### Given records

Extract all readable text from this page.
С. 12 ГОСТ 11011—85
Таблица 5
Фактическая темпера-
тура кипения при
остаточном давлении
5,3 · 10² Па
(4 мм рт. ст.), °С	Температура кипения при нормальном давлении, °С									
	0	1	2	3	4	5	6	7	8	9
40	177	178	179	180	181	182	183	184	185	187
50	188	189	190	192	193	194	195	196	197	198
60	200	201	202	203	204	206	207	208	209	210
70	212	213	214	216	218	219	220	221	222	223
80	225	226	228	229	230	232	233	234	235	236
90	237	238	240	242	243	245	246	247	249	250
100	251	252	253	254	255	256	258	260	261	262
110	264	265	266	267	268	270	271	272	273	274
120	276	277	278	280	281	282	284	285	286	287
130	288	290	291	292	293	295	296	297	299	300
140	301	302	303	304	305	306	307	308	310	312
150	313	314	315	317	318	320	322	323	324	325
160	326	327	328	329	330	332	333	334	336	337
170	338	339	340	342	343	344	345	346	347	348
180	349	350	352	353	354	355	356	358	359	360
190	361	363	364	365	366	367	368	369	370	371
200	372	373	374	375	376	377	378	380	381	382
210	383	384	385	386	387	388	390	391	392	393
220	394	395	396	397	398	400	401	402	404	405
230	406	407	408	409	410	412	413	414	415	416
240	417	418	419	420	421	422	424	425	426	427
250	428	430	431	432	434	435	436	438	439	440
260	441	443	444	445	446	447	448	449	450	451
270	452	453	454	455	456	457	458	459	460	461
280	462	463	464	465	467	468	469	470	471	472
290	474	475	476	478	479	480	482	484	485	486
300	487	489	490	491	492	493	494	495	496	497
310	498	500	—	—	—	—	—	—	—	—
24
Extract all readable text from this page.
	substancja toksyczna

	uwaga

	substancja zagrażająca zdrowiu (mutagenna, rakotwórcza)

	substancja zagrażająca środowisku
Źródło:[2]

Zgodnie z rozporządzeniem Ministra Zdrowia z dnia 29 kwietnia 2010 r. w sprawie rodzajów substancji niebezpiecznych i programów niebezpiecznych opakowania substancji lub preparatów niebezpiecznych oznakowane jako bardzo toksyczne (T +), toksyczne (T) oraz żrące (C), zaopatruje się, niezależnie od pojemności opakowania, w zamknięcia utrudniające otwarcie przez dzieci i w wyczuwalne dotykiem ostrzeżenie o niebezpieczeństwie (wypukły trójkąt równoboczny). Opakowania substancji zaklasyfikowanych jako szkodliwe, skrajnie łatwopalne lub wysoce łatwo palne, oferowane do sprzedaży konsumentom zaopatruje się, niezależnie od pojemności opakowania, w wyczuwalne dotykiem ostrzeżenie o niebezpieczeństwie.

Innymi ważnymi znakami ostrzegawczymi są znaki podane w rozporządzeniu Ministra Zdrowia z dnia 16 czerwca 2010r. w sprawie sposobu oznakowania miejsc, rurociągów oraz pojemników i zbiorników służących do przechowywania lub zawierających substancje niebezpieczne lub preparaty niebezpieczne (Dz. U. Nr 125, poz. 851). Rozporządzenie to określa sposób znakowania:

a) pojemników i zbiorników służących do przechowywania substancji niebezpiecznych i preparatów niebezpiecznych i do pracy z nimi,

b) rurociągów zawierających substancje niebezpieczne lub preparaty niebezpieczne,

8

######

**Exercise goal**: For the listing above, identify each line bearing "preparaty".

**Task answer**:
Innymi ważnymi znakami ostrzegawczymi są znaki podane w rozporządzeniu Ministra Zdrowia z dnia 16 czerwca 2010r. w sprawie sposobu oznakowania miejsc, rurociągów oraz pojemników i zbiorników służących do przechowywania lub zawierających substancje niebezpieczne lub preparaty niebezpieczne (Dz. U. Nr 125, poz. 851). Rozporządzenie to określa sposób znakowania:
b) rurociągów zawierających substancje niebezpieczne lub preparaty niebezpieczne,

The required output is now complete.